** start Recorded data **

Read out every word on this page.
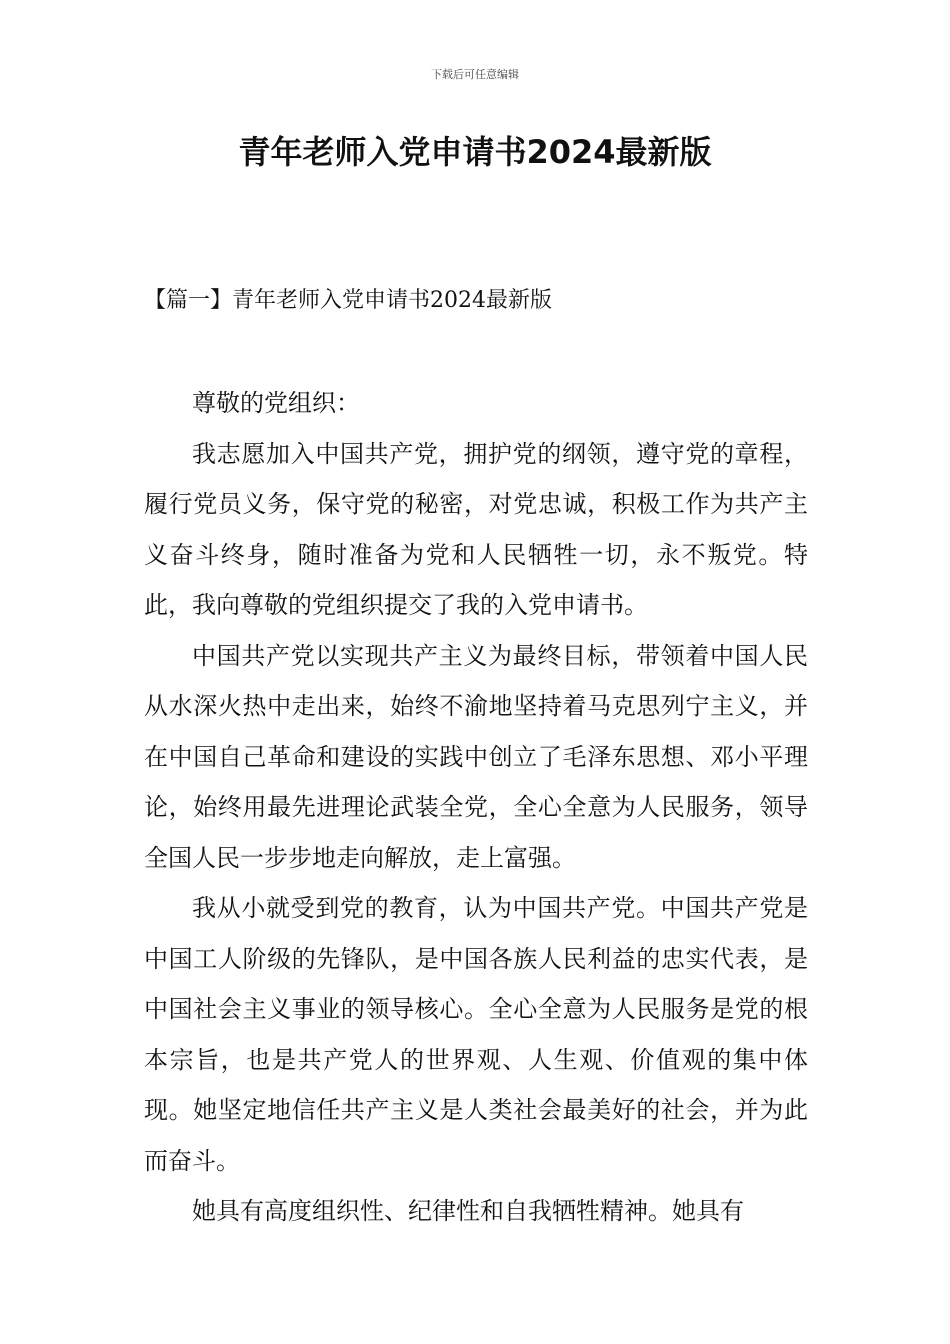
下载后可任意编辑
青年老师入党申请书2024最新版
【篇一】青年老师入党申请书2024最新版

尊敬的党组织：

我志愿加入中国共产党，拥护党的纲领，遵守党的章程，履行党员义务，保守党的秘密，对党忠诚，积极工作为共产主义奋斗终身，随时准备为党和人民牺牲一切，永不叛党。特此，我向尊敬的党组织提交了我的入党申请书。

中国共产党以实现共产主义为最终目标，带领着中国人民从水深火热中走出来，始终不渝地坚持着马克思列宁主义，并在中国自己革命和建设的实践中创立了毛泽东思想、邓小平理论，始终用最先进理论武装全党，全心全意为人民服务，领导全国人民一步步地走向解放，走上富强。

我从小就受到党的教育，认为中国共产党。中国共产党是中国工人阶级的先锋队，是中国各族人民利益的忠实代表，是中国社会主义事业的领导核心。全心全意为人民服务是党的根本宗旨，也是共产党人的世界观、人生观、价值观的集中体现。她坚定地信任共产主义是人类社会最美好的社会，并为此而奋斗。

她具有高度组织性、纪律性和自我牺牲精神。她具有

** end Recorded data **

=== Work to complete ===
Each record above should come back exactly the same, only without its pictures.

=== The result ===
Read out every word on this page.
下载后可任意编辑
青年老师入党申请书2024最新版
【篇一】青年老师入党申请书2024最新版

尊敬的党组织：

我志愿加入中国共产党，拥护党的纲领，遵守党的章程，履行党员义务，保守党的秘密，对党忠诚，积极工作为共产主义奋斗终身，随时准备为党和人民牺牲一切，永不叛党。特此，我向尊敬的党组织提交了我的入党申请书。

中国共产党以实现共产主义为最终目标，带领着中国人民从水深火热中走出来，始终不渝地坚持着马克思列宁主义，并在中国自己革命和建设的实践中创立了毛泽东思想、邓小平理论，始终用最先进理论武装全党，全心全意为人民服务，领导全国人民一步步地走向解放，走上富强。

我从小就受到党的教育，认为中国共产党。中国共产党是中国工人阶级的先锋队，是中国各族人民利益的忠实代表，是中国社会主义事业的领导核心。全心全意为人民服务是党的根本宗旨，也是共产党人的世界观、人生观、价值观的集中体现。她坚定地信任共产主义是人类社会最美好的社会，并为此而奋斗。

她具有高度组织性、纪律性和自我牺牲精神。她具有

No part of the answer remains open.